▶ _Brief_
Give the number of lines that contain the string "gestion", please, and nothing else.

---*---

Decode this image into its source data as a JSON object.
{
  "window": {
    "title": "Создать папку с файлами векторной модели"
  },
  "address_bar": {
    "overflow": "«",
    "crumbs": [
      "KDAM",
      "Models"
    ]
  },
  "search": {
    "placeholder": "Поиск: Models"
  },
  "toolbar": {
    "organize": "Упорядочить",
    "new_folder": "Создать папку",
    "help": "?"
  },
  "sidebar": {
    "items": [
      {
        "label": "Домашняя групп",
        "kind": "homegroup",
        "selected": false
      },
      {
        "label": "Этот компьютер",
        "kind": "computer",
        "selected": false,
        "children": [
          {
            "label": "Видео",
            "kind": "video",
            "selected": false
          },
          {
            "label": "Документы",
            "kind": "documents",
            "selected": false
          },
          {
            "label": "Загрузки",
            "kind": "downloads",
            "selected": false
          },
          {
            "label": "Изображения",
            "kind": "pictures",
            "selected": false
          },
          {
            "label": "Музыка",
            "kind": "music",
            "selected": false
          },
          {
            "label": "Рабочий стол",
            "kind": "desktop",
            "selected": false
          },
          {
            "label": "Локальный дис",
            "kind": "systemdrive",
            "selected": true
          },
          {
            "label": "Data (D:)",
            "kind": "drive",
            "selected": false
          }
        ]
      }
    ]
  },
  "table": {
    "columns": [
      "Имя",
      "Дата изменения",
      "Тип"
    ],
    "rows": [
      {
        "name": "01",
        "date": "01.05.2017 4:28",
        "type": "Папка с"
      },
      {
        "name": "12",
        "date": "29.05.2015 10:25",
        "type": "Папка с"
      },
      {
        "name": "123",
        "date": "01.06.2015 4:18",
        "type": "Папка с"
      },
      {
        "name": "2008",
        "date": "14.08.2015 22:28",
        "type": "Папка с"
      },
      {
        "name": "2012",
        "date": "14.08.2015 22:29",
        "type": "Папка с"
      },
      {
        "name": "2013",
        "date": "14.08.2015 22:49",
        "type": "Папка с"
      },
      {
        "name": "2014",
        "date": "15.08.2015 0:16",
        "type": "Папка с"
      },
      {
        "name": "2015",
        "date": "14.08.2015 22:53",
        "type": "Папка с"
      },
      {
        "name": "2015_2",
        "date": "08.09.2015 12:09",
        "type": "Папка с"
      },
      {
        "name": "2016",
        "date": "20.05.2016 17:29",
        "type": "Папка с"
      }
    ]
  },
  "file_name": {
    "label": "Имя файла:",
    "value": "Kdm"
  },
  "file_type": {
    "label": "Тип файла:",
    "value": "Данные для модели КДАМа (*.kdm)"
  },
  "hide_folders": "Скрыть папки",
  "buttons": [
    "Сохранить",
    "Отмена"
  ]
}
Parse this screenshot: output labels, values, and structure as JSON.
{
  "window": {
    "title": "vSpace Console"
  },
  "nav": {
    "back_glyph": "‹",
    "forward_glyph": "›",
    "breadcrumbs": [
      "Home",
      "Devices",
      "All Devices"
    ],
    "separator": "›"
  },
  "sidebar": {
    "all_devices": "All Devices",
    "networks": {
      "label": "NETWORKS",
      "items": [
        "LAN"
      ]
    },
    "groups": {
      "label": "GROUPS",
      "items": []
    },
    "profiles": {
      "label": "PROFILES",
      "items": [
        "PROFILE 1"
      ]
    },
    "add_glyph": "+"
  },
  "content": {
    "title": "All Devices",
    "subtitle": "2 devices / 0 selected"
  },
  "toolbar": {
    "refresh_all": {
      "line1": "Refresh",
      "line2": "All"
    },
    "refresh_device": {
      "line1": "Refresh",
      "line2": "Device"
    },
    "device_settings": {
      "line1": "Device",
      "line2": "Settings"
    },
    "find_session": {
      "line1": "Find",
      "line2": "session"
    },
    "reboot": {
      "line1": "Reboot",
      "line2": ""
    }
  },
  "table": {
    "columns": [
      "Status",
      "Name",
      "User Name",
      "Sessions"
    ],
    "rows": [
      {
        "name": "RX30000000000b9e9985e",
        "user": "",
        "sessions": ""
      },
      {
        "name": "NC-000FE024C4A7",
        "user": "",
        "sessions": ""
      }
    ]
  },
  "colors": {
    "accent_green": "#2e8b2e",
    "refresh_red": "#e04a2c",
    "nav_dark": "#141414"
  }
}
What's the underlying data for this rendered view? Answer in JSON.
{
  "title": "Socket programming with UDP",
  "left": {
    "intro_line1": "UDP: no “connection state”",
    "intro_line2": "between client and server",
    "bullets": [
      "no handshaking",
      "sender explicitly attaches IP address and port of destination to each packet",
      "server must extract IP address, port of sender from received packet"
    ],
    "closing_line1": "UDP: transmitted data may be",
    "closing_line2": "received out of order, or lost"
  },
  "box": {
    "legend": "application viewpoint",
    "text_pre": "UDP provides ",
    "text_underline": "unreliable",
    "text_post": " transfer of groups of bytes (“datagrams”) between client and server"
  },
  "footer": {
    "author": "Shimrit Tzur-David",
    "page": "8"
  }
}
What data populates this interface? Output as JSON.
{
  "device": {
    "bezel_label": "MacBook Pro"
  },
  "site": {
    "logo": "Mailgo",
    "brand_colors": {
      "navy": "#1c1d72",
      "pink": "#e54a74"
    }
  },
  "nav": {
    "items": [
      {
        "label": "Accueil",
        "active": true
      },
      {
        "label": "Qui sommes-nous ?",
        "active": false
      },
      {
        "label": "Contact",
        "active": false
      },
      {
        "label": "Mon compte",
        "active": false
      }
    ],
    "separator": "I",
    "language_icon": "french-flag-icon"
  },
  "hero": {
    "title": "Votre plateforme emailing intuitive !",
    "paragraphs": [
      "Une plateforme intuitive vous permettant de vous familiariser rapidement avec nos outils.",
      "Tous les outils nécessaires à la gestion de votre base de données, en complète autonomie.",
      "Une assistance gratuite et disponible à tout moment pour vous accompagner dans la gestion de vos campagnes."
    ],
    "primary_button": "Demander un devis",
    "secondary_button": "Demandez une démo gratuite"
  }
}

---*---

▶ _The answer_
2